[Start Provided entries]
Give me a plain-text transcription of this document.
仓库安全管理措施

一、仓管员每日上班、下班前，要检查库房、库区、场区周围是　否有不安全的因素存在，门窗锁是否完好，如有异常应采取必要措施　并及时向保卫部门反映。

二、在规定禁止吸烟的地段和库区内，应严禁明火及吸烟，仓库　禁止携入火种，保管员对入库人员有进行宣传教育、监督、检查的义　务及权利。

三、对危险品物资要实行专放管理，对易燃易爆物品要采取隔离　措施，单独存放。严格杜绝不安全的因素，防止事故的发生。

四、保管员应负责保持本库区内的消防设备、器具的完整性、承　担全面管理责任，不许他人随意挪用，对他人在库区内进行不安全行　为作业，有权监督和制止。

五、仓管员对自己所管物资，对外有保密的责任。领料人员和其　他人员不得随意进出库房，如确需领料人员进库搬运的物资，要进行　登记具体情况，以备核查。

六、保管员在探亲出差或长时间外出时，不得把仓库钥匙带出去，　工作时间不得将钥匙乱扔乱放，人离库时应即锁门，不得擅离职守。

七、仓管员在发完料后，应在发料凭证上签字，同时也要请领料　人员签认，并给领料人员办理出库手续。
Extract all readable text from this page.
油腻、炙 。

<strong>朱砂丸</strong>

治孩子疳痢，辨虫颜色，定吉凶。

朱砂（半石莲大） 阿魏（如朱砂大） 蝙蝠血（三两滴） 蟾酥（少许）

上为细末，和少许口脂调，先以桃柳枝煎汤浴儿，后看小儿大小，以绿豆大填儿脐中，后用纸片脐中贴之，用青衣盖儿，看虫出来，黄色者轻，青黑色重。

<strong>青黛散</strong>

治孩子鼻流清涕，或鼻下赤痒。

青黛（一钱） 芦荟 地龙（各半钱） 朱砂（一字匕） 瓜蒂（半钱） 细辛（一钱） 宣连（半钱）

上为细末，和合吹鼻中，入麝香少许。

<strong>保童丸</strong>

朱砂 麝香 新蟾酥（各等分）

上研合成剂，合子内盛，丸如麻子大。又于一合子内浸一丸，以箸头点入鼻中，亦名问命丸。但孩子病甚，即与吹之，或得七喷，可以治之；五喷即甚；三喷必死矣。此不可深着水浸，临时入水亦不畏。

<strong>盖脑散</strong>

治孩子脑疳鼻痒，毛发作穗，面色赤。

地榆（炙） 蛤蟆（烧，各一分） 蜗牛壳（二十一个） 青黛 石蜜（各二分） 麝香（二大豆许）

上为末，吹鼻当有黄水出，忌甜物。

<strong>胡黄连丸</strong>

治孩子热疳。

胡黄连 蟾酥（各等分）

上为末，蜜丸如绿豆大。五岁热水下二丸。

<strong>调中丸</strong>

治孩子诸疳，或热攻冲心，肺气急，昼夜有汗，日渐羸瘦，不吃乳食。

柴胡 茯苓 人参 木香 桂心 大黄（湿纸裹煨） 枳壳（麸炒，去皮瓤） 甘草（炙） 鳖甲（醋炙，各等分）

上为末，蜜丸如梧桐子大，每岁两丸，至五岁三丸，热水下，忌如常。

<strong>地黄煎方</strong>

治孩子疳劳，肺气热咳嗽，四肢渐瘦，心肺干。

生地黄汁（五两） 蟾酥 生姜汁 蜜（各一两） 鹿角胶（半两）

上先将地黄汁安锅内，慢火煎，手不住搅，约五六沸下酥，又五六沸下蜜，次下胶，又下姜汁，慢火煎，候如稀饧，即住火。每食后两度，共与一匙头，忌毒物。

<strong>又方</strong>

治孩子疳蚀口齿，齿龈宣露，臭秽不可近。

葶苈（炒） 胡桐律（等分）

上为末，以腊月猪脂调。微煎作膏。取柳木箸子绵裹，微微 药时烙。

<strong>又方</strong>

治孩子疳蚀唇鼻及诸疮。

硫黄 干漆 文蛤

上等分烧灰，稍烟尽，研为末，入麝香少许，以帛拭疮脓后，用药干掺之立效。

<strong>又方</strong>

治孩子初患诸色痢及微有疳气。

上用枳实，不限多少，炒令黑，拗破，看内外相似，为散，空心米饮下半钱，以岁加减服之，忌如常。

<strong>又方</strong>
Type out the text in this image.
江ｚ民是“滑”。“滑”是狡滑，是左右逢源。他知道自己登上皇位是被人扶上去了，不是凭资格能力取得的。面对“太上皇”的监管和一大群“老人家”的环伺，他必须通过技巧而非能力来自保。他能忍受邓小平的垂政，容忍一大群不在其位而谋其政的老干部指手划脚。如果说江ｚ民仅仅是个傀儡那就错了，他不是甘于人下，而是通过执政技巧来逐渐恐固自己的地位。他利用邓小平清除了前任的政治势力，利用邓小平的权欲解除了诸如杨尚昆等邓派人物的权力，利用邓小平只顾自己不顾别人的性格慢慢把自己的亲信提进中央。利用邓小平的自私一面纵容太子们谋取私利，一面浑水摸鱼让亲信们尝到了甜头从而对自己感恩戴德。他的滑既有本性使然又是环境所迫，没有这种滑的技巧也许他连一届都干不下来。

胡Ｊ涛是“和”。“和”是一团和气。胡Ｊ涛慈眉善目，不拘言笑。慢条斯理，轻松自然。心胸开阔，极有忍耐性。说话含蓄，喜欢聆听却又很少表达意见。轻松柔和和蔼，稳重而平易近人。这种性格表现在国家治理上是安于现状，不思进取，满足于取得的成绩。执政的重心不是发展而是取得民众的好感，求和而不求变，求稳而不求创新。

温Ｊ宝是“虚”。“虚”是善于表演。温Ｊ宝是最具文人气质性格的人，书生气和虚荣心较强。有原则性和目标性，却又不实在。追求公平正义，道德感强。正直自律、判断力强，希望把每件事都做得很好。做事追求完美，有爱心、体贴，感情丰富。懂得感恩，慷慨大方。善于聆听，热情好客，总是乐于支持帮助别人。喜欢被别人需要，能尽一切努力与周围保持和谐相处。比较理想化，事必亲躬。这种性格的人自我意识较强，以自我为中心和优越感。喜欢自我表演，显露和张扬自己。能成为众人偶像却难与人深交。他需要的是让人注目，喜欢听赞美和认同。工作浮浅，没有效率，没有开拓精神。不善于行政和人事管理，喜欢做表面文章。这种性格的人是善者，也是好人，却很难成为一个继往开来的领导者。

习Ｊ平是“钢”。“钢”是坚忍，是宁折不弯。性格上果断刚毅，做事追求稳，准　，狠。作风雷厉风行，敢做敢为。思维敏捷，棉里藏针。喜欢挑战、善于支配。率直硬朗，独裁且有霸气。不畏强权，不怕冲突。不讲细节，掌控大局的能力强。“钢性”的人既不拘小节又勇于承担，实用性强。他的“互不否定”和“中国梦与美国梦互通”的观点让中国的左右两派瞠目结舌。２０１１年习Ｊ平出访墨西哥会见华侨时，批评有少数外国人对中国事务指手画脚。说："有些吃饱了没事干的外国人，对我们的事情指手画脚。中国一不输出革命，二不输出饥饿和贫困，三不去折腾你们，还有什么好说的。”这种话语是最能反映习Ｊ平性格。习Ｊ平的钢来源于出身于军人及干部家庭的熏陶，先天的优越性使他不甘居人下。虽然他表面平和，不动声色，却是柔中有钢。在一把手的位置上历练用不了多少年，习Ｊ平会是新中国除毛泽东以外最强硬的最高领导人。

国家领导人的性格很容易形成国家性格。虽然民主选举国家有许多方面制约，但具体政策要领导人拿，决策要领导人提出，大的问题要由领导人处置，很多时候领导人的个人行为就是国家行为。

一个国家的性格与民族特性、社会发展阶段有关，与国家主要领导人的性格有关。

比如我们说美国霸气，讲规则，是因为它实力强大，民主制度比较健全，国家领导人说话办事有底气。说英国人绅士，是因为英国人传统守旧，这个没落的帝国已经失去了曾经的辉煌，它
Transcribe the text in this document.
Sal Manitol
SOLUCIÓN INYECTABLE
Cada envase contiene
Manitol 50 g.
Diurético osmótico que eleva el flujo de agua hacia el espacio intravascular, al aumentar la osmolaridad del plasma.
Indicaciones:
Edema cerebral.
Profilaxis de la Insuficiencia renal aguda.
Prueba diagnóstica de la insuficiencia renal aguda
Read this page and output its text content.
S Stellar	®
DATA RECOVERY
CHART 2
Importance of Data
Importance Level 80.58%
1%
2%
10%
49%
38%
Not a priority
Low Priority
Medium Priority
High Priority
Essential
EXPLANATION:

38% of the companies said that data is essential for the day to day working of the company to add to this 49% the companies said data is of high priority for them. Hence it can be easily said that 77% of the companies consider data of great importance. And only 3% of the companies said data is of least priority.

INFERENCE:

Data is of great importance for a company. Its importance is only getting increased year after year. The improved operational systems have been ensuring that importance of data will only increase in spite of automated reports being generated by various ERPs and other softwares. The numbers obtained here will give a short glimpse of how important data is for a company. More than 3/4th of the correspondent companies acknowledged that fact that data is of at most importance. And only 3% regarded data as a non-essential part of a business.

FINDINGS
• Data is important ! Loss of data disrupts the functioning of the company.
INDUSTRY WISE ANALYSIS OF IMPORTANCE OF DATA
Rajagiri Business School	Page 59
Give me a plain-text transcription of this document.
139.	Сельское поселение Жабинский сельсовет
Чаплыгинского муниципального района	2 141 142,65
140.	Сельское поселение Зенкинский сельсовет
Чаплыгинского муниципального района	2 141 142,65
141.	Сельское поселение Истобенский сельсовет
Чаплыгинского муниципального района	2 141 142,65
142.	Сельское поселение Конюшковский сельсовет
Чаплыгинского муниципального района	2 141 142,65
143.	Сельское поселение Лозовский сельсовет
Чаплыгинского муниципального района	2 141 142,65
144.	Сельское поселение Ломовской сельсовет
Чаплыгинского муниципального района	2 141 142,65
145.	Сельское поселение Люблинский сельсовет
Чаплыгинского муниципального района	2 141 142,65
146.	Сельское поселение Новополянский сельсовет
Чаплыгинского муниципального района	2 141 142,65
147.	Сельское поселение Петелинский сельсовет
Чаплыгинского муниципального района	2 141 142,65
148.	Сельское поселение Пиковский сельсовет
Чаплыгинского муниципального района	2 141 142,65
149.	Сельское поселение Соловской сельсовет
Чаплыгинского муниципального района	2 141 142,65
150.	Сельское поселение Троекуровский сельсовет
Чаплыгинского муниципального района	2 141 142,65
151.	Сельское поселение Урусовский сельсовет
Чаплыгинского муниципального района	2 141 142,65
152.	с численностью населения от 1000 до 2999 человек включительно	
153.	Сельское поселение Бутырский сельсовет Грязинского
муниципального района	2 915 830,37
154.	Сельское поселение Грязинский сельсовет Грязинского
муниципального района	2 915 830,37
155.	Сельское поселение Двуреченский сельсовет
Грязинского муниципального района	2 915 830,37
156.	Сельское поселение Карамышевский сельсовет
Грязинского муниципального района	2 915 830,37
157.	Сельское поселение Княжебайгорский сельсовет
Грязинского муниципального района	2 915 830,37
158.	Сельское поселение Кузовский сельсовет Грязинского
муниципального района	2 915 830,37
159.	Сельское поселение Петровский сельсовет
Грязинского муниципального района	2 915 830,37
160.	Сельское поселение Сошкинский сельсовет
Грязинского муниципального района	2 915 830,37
[End Provided entries]
Instruction: Extract, from the material above, each line holding the word "aguda".

Answer to the exercise:
Profilaxis de la Insuficiencia renal aguda.
Prueba diagnóstica de la insuficiencia renal aguda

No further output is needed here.